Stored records
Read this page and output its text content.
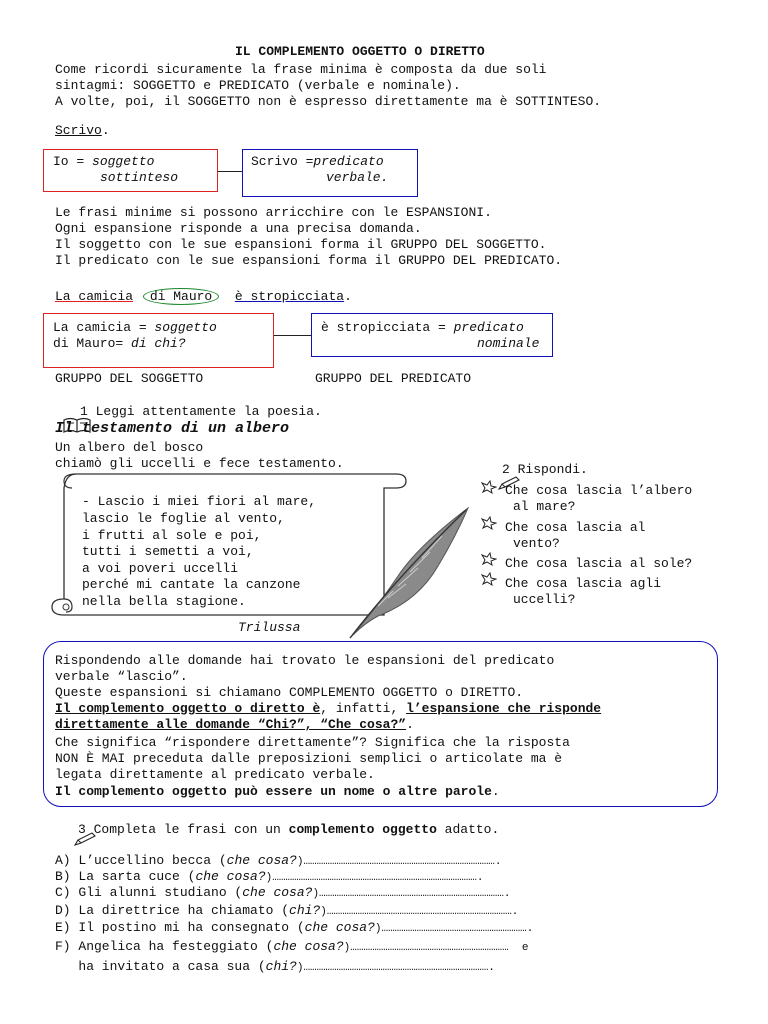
IL COMPLEMENTO OGGETTO O DIRETTO
Come ricordi sicuramente la frase minima è composta da due soli
sintagmi: SOGGETTO e PREDICATO (verbale e nominale).
A volte, poi, il SOGGETTO non è espresso direttamente ma è SOTTINTESO.
Scrivo.
Io = soggetto
sottinteso
Scrivo =predicato
verbale.
Le frasi minime si possono arricchire con le ESPANSIONI.
Ogni espansione risponde a una precisa domanda.
Il soggetto con le sue espansioni forma il GRUPPO DEL SOGGETTO.
Il predicato con le sue espansioni forma il GRUPPO DEL PREDICATO.
La camicia di Mauro è stropicciata.
La camicia = soggetto
di Mauro= di chi?
è stropicciata = predicato
nominale
GRUPPO DEL SOGGETTO	GRUPPO DEL PREDICATO

1 Leggi attentamente la poesia.
Il testamento di un albero
Un albero del bosco
chiamò gli uccelli e fece testamento.
- Lascio i miei fiori al mare,
lascio le foglie al vento,
i frutti al sole e poi,
tutti i semetti a voi,
a voi poveri uccelli
perché mi cantate la canzone
nella bella stagione.
Trilussa

2 Rispondi.
Che cosa lascia l’albero
al mare?
Che cosa lascia al
vento?
Che cosa lascia al sole?
Che cosa lascia agli
uccelli?
Rispondendo alle domande hai trovato le espansioni del predicato
verbale “lascio”.
Queste espansioni si chiamano COMPLEMENTO OGGETTO o DIRETTO.
Il complemento oggetto o diretto è, infatti, l’espansione che risponde
direttamente alle domande “Chi?”, “Che cosa?”.
Che significa “rispondere direttamente”? Significa che la risposta
NON È MAI preceduta dalle preposizioni semplici o articolate ma è
legata direttamente al predicato verbale.
Il complemento oggetto può essere un nome o altre parole.

3 Completa le frasi con un complemento oggetto adatto.
A) L’uccellino becca (che cosa?)…………………………………………………………………………….
B) La sarta cuce (che cosa?)………………………………………………………………………………….
C) Gli alunni studiano (che cosa?)………………………………………………………………………….
D) La direttrice ha chiamato (chi?)………………………………………………………………………….
E) Il postino mi ha consegnato (che cosa?)………………………………………………………….
F) Angelica ha festeggiato (che cosa?)………………………………………………………………  e
ha invitato a casa sua (chi?)………………………………………………………………………….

◆ Objective ◆
From the listing above, pick out every line containing "domande".

◆ The answer ◆
Rispondendo alle domande hai trovato le espansioni del predicato
direttamente alle domande “Chi?”, “Che cosa?”.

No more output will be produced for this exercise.